■ WHAT YOU HAVE TO DO ■
In the listing below, locate the lines that hold the string "Grooved". Copy those lines.

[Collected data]
-*-

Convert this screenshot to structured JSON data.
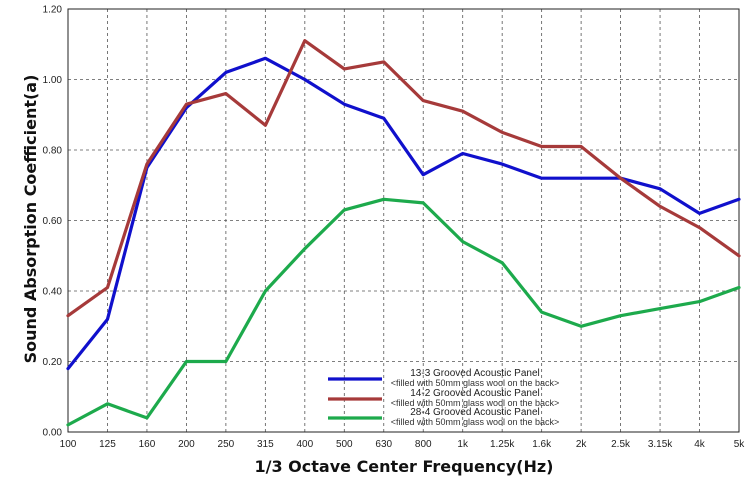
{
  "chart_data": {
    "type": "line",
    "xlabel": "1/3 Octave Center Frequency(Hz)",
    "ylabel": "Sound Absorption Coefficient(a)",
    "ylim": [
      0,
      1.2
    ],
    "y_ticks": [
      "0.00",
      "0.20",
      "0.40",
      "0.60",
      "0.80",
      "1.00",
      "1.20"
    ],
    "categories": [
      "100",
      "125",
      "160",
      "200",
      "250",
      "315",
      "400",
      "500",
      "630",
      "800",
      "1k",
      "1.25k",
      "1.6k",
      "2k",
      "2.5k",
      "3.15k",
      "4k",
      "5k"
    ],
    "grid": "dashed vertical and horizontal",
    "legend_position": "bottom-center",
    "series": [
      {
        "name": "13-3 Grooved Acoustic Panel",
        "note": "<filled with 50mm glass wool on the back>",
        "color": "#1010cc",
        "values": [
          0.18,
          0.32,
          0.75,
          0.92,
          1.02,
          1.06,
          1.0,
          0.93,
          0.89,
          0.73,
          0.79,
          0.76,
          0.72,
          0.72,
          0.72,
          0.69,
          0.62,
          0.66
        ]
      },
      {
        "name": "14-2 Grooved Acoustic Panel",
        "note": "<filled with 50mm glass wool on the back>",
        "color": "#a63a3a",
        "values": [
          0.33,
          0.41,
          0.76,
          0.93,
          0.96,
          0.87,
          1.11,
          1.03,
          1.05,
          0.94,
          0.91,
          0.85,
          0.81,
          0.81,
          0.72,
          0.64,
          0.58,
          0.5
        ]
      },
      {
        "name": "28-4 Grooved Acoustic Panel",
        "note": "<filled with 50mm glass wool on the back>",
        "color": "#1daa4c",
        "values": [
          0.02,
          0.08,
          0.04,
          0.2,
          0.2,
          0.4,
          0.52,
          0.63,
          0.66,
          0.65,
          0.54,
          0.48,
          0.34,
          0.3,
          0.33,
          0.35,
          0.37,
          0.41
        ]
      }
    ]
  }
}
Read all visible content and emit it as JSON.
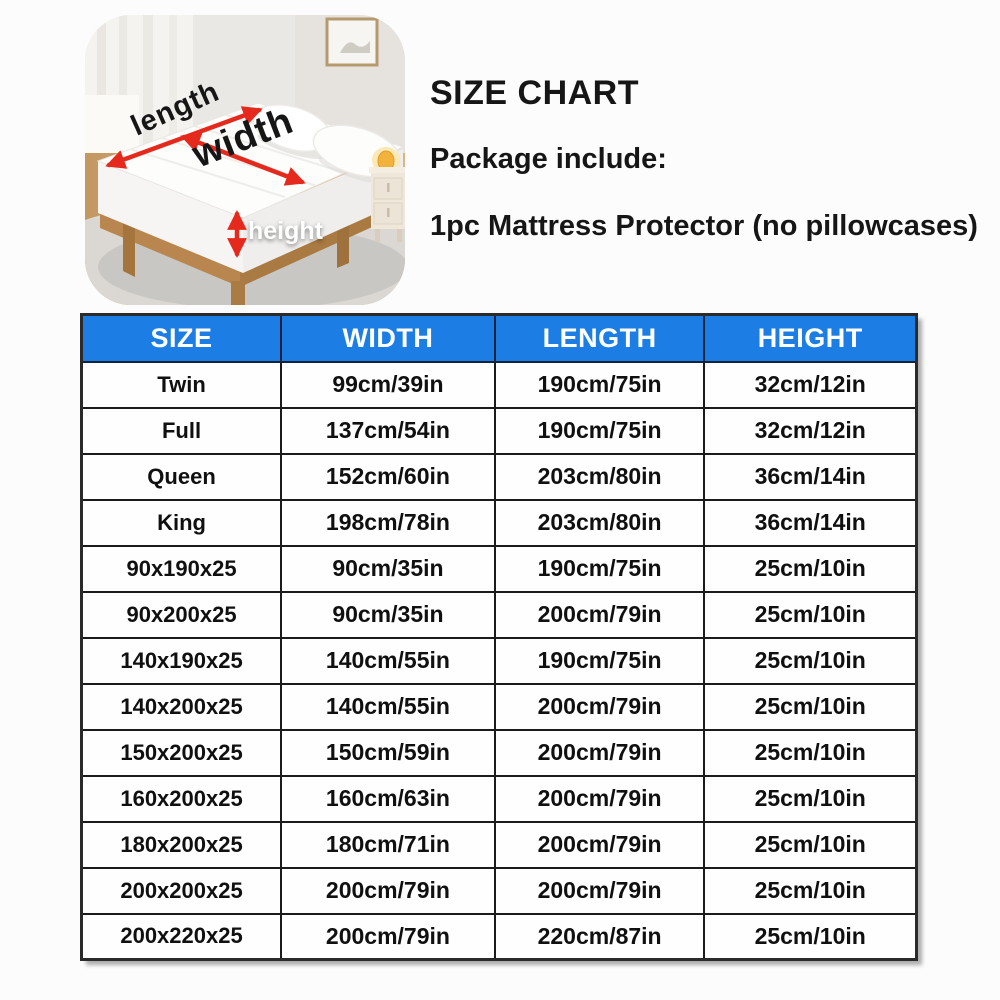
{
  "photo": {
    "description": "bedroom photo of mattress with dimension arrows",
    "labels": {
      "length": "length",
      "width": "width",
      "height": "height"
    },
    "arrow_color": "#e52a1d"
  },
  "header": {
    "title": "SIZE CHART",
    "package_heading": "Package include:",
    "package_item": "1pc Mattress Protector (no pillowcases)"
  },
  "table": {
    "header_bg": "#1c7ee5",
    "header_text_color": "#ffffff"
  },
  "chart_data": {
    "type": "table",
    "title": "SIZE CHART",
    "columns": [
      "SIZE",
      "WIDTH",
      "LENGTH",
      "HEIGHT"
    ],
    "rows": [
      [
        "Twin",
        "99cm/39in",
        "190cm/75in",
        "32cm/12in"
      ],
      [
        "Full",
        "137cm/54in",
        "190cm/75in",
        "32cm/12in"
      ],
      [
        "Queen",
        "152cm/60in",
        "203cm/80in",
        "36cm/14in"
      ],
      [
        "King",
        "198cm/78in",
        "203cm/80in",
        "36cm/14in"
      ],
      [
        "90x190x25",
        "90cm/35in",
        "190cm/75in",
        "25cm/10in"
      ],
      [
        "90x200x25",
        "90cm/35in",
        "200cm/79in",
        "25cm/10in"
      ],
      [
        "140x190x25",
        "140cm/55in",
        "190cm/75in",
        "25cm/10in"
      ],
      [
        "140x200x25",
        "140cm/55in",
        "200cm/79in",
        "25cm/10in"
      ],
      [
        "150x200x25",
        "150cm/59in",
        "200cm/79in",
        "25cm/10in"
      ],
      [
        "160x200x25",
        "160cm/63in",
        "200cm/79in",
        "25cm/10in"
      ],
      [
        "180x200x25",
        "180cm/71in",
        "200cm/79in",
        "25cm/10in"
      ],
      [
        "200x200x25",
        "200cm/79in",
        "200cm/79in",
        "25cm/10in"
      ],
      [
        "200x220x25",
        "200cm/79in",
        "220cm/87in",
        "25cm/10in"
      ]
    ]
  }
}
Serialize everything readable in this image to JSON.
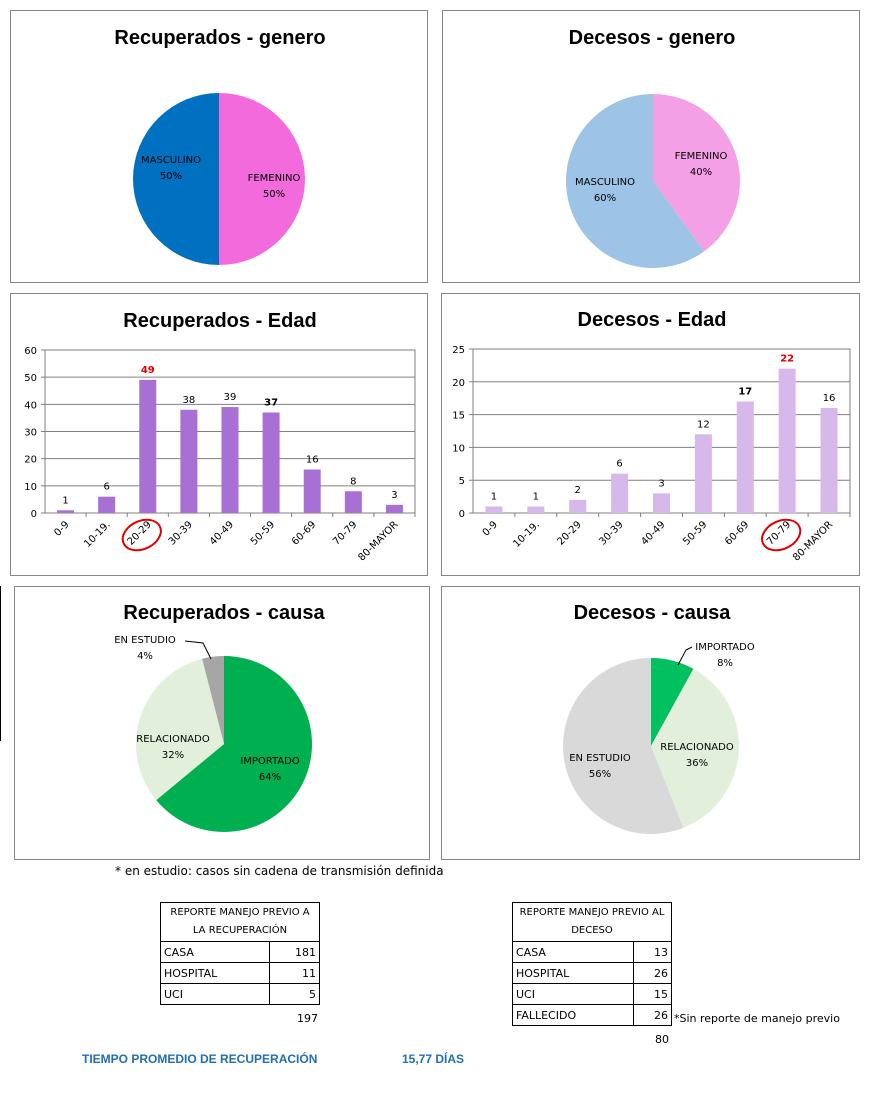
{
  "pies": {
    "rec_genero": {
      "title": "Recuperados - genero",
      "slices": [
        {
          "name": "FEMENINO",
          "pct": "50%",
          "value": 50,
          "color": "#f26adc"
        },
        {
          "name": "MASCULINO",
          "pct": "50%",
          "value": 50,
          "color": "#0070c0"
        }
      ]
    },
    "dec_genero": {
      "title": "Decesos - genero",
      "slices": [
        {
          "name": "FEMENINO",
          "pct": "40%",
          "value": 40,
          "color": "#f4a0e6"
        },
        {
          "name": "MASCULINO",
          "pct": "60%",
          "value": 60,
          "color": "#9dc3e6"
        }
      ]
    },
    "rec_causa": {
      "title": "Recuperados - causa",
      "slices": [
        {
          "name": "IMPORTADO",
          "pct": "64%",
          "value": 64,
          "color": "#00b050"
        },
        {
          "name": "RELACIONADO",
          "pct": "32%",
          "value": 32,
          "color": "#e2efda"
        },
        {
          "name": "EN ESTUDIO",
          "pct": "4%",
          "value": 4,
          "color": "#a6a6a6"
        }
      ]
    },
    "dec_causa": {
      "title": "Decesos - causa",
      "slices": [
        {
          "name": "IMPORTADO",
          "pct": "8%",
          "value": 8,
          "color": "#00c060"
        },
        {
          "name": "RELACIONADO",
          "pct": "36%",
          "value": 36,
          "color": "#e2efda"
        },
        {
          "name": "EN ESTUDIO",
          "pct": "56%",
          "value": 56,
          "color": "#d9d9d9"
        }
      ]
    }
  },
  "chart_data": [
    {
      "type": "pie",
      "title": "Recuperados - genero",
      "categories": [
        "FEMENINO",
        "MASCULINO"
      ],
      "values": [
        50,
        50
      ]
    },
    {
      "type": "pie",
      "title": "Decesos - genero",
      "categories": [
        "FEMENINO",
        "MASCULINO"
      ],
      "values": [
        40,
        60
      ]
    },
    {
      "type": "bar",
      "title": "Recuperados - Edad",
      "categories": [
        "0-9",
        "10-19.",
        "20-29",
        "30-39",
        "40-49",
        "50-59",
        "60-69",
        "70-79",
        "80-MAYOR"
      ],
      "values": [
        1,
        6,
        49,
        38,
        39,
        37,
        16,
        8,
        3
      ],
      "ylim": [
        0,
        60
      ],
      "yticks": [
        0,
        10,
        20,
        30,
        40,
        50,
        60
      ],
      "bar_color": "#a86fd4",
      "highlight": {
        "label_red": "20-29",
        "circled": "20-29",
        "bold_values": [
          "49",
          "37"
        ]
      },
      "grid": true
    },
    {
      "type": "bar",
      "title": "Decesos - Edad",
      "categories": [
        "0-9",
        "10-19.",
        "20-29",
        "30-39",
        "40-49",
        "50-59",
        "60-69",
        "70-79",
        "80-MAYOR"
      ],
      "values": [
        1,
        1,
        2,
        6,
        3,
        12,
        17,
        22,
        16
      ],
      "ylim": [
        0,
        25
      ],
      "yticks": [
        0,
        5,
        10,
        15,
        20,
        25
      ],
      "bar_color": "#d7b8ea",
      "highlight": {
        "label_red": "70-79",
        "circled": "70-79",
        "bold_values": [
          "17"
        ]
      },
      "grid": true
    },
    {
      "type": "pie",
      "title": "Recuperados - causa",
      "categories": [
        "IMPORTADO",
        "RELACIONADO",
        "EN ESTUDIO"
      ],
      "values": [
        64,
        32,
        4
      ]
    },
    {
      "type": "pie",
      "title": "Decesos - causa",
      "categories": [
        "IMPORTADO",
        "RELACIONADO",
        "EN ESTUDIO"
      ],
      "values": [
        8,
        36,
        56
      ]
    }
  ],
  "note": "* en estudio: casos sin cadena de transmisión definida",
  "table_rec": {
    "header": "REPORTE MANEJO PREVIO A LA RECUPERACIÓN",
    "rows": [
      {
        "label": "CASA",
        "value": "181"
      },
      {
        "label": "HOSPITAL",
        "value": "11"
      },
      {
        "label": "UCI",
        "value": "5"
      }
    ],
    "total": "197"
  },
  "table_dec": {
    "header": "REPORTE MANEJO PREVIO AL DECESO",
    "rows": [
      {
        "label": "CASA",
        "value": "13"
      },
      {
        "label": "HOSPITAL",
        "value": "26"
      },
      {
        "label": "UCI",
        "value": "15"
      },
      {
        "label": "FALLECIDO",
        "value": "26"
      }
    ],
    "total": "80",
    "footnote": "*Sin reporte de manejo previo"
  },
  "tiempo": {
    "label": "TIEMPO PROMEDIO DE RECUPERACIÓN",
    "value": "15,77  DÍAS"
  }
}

-*-

■ RESULT ■
        "name": "13-3 Grooved Acoustic Panel",
        "name": "14-2 Grooved Acoustic Panel",
        "name": "28-4 Grooved Acoustic Panel",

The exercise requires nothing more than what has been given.